[Collection entries]

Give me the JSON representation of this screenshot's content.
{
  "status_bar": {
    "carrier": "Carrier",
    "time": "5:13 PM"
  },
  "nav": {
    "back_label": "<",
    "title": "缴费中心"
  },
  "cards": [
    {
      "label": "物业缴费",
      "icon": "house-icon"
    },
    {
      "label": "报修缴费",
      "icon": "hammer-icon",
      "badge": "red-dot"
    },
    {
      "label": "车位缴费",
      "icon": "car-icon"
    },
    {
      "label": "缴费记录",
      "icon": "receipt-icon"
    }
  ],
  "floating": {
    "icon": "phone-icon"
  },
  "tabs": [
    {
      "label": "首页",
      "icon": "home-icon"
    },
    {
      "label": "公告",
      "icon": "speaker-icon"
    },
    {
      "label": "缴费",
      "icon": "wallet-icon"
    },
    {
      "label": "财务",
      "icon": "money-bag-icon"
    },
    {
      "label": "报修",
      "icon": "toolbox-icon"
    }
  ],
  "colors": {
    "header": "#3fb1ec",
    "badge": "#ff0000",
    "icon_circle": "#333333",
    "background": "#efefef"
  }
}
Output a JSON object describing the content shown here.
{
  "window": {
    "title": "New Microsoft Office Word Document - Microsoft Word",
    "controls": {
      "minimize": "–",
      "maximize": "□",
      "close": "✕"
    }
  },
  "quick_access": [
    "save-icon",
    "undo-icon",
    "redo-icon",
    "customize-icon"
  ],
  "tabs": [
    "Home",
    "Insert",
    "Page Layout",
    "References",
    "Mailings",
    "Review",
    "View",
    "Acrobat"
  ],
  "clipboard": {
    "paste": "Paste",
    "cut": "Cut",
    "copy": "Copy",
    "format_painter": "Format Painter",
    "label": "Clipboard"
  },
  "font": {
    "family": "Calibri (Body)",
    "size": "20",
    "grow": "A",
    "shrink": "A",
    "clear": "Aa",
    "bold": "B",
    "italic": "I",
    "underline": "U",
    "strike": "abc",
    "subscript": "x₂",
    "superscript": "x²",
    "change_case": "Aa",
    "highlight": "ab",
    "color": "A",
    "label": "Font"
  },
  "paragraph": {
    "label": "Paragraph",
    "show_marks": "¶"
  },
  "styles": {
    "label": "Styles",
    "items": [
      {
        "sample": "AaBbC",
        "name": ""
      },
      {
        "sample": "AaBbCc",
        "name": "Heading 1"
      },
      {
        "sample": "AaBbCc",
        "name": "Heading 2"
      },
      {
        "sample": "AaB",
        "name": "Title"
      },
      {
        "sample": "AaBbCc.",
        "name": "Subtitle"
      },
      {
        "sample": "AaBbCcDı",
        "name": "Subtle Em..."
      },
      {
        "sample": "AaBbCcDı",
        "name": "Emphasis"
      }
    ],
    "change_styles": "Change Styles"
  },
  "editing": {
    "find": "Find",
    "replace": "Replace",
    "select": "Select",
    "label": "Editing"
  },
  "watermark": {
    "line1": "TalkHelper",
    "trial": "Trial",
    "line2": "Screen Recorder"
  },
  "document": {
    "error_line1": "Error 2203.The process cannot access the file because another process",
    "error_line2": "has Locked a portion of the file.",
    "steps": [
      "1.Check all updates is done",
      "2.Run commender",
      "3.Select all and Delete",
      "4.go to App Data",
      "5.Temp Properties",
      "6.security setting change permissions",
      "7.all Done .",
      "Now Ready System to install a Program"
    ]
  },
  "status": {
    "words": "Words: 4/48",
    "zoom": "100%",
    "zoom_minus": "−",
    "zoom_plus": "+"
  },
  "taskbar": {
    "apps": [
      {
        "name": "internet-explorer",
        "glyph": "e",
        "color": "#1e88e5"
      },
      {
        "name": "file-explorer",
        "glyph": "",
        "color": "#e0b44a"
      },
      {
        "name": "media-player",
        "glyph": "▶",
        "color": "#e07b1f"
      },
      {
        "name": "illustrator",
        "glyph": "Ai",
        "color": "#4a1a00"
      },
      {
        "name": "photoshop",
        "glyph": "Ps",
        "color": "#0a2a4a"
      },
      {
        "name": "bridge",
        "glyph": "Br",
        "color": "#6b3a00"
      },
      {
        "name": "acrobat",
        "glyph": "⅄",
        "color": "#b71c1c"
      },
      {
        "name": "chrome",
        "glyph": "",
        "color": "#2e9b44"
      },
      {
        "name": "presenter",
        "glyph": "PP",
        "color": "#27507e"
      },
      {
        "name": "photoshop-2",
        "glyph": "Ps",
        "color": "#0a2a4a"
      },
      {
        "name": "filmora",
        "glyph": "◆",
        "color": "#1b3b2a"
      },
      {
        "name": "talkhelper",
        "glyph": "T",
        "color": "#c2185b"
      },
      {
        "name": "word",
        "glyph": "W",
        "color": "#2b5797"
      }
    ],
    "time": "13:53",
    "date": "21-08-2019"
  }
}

PROBLEM TO SOLVE:
Which lines hold the word "JSON"? Return all of them from the records above.

RESULT OF THE EXERCISE:
Give me the JSON representation of this screenshot's content.
Output a JSON object describing the content shown here.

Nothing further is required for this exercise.